— Start Supplied entries —
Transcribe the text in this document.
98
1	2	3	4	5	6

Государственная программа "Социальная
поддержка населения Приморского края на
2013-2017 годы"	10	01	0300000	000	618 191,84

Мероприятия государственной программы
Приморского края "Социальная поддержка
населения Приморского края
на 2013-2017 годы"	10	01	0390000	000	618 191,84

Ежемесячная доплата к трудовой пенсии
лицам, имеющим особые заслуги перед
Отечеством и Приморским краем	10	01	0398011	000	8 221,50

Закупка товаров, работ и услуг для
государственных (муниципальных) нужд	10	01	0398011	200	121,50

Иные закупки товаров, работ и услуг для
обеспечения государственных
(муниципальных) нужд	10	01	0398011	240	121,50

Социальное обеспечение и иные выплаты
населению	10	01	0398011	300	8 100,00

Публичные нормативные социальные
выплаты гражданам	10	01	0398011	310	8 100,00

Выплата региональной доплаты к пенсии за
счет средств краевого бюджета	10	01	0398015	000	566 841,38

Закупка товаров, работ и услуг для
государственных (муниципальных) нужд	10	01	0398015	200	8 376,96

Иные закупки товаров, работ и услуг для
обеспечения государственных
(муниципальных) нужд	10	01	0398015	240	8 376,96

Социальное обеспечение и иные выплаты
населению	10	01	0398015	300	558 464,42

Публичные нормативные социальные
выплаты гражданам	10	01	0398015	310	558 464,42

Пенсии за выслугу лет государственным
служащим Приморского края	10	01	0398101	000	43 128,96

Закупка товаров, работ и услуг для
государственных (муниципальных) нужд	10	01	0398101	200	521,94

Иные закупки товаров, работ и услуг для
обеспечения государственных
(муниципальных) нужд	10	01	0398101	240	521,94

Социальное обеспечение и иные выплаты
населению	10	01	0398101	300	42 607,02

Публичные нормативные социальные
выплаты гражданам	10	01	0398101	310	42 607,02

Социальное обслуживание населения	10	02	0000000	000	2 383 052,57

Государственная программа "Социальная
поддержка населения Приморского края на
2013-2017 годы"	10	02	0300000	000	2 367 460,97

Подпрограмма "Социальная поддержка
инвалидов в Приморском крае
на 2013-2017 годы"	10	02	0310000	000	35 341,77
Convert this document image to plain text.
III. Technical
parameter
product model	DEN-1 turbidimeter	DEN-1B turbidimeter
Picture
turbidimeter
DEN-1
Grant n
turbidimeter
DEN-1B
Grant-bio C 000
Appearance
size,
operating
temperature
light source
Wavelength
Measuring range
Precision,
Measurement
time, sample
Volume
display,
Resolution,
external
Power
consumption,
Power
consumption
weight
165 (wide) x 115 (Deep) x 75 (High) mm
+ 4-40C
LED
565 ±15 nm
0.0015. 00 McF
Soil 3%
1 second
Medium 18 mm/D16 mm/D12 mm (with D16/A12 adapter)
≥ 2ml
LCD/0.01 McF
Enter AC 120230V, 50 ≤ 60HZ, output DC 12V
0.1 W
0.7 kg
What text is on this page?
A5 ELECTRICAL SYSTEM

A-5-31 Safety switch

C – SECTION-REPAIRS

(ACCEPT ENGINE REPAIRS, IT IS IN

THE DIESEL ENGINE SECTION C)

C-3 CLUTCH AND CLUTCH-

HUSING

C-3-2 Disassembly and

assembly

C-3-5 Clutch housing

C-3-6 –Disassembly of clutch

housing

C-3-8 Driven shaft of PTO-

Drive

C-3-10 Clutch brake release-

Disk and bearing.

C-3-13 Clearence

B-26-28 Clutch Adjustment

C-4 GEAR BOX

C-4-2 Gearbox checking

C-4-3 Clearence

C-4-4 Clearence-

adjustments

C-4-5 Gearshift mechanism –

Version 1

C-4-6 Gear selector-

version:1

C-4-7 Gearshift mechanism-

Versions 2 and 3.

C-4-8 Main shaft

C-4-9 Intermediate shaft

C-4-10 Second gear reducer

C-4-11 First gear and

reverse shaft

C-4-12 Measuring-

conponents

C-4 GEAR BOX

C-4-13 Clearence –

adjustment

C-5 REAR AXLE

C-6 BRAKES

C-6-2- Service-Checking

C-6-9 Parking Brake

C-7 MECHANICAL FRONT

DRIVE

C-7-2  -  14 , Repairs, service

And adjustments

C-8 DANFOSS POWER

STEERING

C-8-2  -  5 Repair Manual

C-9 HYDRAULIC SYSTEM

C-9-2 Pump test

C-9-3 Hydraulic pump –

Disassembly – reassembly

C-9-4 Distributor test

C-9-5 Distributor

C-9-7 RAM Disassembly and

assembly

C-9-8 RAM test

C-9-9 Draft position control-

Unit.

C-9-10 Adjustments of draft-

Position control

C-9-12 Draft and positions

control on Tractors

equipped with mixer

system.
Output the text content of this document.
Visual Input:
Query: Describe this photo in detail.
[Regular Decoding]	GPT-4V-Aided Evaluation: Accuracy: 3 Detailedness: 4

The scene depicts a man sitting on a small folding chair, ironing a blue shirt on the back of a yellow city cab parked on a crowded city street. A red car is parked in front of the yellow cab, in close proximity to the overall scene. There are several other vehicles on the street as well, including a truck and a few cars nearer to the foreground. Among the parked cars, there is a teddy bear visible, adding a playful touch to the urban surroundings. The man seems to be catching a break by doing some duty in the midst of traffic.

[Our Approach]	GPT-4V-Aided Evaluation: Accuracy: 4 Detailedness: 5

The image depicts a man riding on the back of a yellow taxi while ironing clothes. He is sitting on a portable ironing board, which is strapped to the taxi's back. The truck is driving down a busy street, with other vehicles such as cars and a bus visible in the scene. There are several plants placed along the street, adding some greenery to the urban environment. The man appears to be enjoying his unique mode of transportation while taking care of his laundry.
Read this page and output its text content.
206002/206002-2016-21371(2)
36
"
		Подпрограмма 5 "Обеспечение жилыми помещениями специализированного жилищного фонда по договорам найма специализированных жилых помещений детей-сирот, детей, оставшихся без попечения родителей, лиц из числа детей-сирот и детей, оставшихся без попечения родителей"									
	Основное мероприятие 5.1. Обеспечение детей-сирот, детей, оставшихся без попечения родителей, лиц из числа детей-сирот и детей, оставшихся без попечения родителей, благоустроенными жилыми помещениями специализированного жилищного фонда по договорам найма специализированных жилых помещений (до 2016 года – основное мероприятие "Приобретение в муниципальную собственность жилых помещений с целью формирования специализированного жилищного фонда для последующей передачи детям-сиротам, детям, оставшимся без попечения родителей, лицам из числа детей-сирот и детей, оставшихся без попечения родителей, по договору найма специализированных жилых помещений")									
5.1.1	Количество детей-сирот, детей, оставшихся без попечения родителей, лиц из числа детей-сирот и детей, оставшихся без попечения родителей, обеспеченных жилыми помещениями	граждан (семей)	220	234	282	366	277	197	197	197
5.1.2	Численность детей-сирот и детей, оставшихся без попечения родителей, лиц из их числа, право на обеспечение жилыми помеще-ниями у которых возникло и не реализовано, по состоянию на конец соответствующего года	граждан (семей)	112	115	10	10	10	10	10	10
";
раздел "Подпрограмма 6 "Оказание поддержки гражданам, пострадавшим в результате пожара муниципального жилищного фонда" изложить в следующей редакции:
— End Supplied entries —
■ Required work ■
Transcribe the whole listing with nothing added or left out.

■ Finished answer ■
Transcribe the text in this document.
98
1	2	3	4	5	6

Государственная программа "Социальная
поддержка населения Приморского края на
2013-2017 годы"	10	01	0300000	000	618 191,84

Мероприятия государственной программы
Приморского края "Социальная поддержка
населения Приморского края
на 2013-2017 годы"	10	01	0390000	000	618 191,84

Ежемесячная доплата к трудовой пенсии
лицам, имеющим особые заслуги перед
Отечеством и Приморским краем	10	01	0398011	000	8 221,50

Закупка товаров, работ и услуг для
государственных (муниципальных) нужд	10	01	0398011	200	121,50

Иные закупки товаров, работ и услуг для
обеспечения государственных
(муниципальных) нужд	10	01	0398011	240	121,50

Социальное обеспечение и иные выплаты
населению	10	01	0398011	300	8 100,00

Публичные нормативные социальные
выплаты гражданам	10	01	0398011	310	8 100,00

Выплата региональной доплаты к пенсии за
счет средств краевого бюджета	10	01	0398015	000	566 841,38

Закупка товаров, работ и услуг для
государственных (муниципальных) нужд	10	01	0398015	200	8 376,96

Иные закупки товаров, работ и услуг для
обеспечения государственных
(муниципальных) нужд	10	01	0398015	240	8 376,96

Социальное обеспечение и иные выплаты
населению	10	01	0398015	300	558 464,42

Публичные нормативные социальные
выплаты гражданам	10	01	0398015	310	558 464,42

Пенсии за выслугу лет государственным
служащим Приморского края	10	01	0398101	000	43 128,96

Закупка товаров, работ и услуг для
государственных (муниципальных) нужд	10	01	0398101	200	521,94

Иные закупки товаров, работ и услуг для
обеспечения государственных
(муниципальных) нужд	10	01	0398101	240	521,94

Социальное обеспечение и иные выплаты
населению	10	01	0398101	300	42 607,02

Публичные нормативные социальные
выплаты гражданам	10	01	0398101	310	42 607,02

Социальное обслуживание населения	10	02	0000000	000	2 383 052,57

Государственная программа "Социальная
поддержка населения Приморского края на
2013-2017 годы"	10	02	0300000	000	2 367 460,97

Подпрограмма "Социальная поддержка
инвалидов в Приморском крае
на 2013-2017 годы"	10	02	0310000	000	35 341,77
Convert this document image to plain text.
III. Technical
parameter
product model	DEN-1 turbidimeter	DEN-1B turbidimeter
Picture
turbidimeter
DEN-1
Grant n
turbidimeter
DEN-1B
Grant-bio C 000
Appearance
size,
operating
temperature
light source
Wavelength
Measuring range
Precision,
Measurement
time, sample
Volume
display,
Resolution,
external
Power
consumption,
Power
consumption
weight
165 (wide) x 115 (Deep) x 75 (High) mm
+ 4-40C
LED
565 ±15 nm
0.0015. 00 McF
Soil 3%
1 second
Medium 18 mm/D16 mm/D12 mm (with D16/A12 adapter)
≥ 2ml
LCD/0.01 McF
Enter AC 120230V, 50 ≤ 60HZ, output DC 12V
0.1 W
0.7 kg
What text is on this page?
A5 ELECTRICAL SYSTEM

A-5-31 Safety switch

C – SECTION-REPAIRS

(ACCEPT ENGINE REPAIRS, IT IS IN

THE DIESEL ENGINE SECTION C)

C-3 CLUTCH AND CLUTCH-

HUSING

C-3-2 Disassembly and

assembly

C-3-5 Clutch housing

C-3-6 –Disassembly of clutch

housing

C-3-8 Driven shaft of PTO-

Drive

C-3-10 Clutch brake release-

Disk and bearing.

C-3-13 Clearence

B-26-28 Clutch Adjustment

C-4 GEAR BOX

C-4-2 Gearbox checking

C-4-3 Clearence

C-4-4 Clearence-

adjustments

C-4-5 Gearshift mechanism –

Version 1

C-4-6 Gear selector-

version:1

C-4-7 Gearshift mechanism-

Versions 2 and 3.

C-4-8 Main shaft

C-4-9 Intermediate shaft

C-4-10 Second gear reducer

C-4-11 First gear and

reverse shaft

C-4-12 Measuring-

conponents

C-4 GEAR BOX

C-4-13 Clearence –

adjustment

C-5 REAR AXLE

C-6 BRAKES

C-6-2- Service-Checking

C-6-9 Parking Brake

C-7 MECHANICAL FRONT

DRIVE

C-7-2  -  14 , Repairs, service

And adjustments

C-8 DANFOSS POWER

STEERING

C-8-2  -  5 Repair Manual

C-9 HYDRAULIC SYSTEM

C-9-2 Pump test

C-9-3 Hydraulic pump –

Disassembly – reassembly

C-9-4 Distributor test

C-9-5 Distributor

C-9-7 RAM Disassembly and

assembly

C-9-8 RAM test

C-9-9 Draft position control-

Unit.

C-9-10 Adjustments of draft-

Position control

C-9-12 Draft and positions

control on Tractors

equipped with mixer

system.
Output the text content of this document.
Visual Input:
Query: Describe this photo in detail.
[Regular Decoding]	GPT-4V-Aided Evaluation: Accuracy: 3 Detailedness: 4

The scene depicts a man sitting on a small folding chair, ironing a blue shirt on the back of a yellow city cab parked on a crowded city street. A red car is parked in front of the yellow cab, in close proximity to the overall scene. There are several other vehicles on the street as well, including a truck and a few cars nearer to the foreground. Among the parked cars, there is a teddy bear visible, adding a playful touch to the urban surroundings. The man seems to be catching a break by doing some duty in the midst of traffic.

[Our Approach]	GPT-4V-Aided Evaluation: Accuracy: 4 Detailedness: 5

The image depicts a man riding on the back of a yellow taxi while ironing clothes. He is sitting on a portable ironing board, which is strapped to the taxi's back. The truck is driving down a busy street, with other vehicles such as cars and a bus visible in the scene. There are several plants placed along the street, adding some greenery to the urban environment. The man appears to be enjoying his unique mode of transportation while taking care of his laundry.
Read this page and output its text content.
206002/206002-2016-21371(2)
36
"
		Подпрограмма 5 "Обеспечение жилыми помещениями специализированного жилищного фонда по договорам найма специализированных жилых помещений детей-сирот, детей, оставшихся без попечения родителей, лиц из числа детей-сирот и детей, оставшихся без попечения родителей"									
	Основное мероприятие 5.1. Обеспечение детей-сирот, детей, оставшихся без попечения родителей, лиц из числа детей-сирот и детей, оставшихся без попечения родителей, благоустроенными жилыми помещениями специализированного жилищного фонда по договорам найма специализированных жилых помещений (до 2016 года – основное мероприятие "Приобретение в муниципальную собственность жилых помещений с целью формирования специализированного жилищного фонда для последующей передачи детям-сиротам, детям, оставшимся без попечения родителей, лицам из числа детей-сирот и детей, оставшихся без попечения родителей, по договору найма специализированных жилых помещений")									
5.1.1	Количество детей-сирот, детей, оставшихся без попечения родителей, лиц из числа детей-сирот и детей, оставшихся без попечения родителей, обеспеченных жилыми помещениями	граждан (семей)	220	234	282	366	277	197	197	197
5.1.2	Численность детей-сирот и детей, оставшихся без попечения родителей, лиц из их числа, право на обеспечение жилыми помеще-ниями у которых возникло и не реализовано, по состоянию на конец соответствующего года	граждан (семей)	112	115	10	10	10	10	10	10
";
раздел "Подпрограмма 6 "Оказание поддержки гражданам, пострадавшим в результате пожара муниципального жилищного фонда" изложить в следующей редакции:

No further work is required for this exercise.